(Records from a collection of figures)
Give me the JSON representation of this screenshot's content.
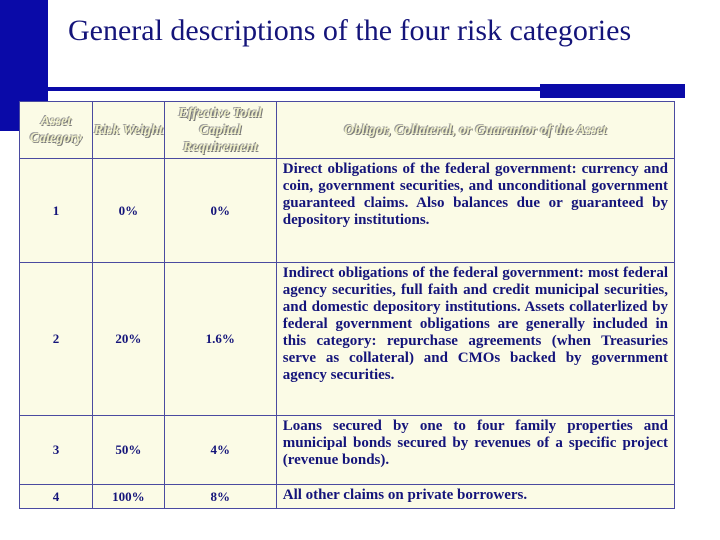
{
  "slide": {
    "title": "General descriptions of the four risk categories"
  },
  "table": {
    "headers": [
      "Asset Category",
      "Risk Weight",
      "Effective Total Capital Requirement",
      "Obligor, Collateral, or Guarantor of the Asset"
    ],
    "rows": [
      {
        "category": "1",
        "risk_weight": "0%",
        "capital": "0%",
        "description": "Direct obligations of the federal government: currency and coin, government securities, and unconditional government guaranteed claims. Also balances due or guaranteed by depository institutions."
      },
      {
        "category": "2",
        "risk_weight": "20%",
        "capital": "1.6%",
        "description": "Indirect obligations of the federal government: most federal agency securities, full faith and credit municipal securities, and domestic depository institutions. Assets collaterlized by federal government obligations are generally included in this category: repurchase agreements (when Treasuries serve as collateral) and CMOs backed by government agency securities."
      },
      {
        "category": "3",
        "risk_weight": "50%",
        "capital": "4%",
        "description": "Loans secured by one to four family properties and municipal bonds secured by revenues of a specific project (revenue bonds)."
      },
      {
        "category": "4",
        "risk_weight": "100%",
        "capital": "8%",
        "description": "All other claims on private borrowers."
      }
    ]
  }
}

> **DESCRIPTION OF THE TASK**:
Find the word "institutions" in the entries above and gather every line that holds it.

> **THE OUTPUT**:
        "description": "Direct obligations of the federal government: currency and coin, government securities, and unconditional government guaranteed claims. Also balances due or guaranteed by depository institutions."
        "description": "Indirect obligations of the federal government: most federal agency securities, full faith and credit municipal securities, and domestic depository institutions. Assets collaterlized by federal government obligations are generally included in this category: repurchase agreements (when Treasuries serve as collateral) and CMOs backed by government agency securities."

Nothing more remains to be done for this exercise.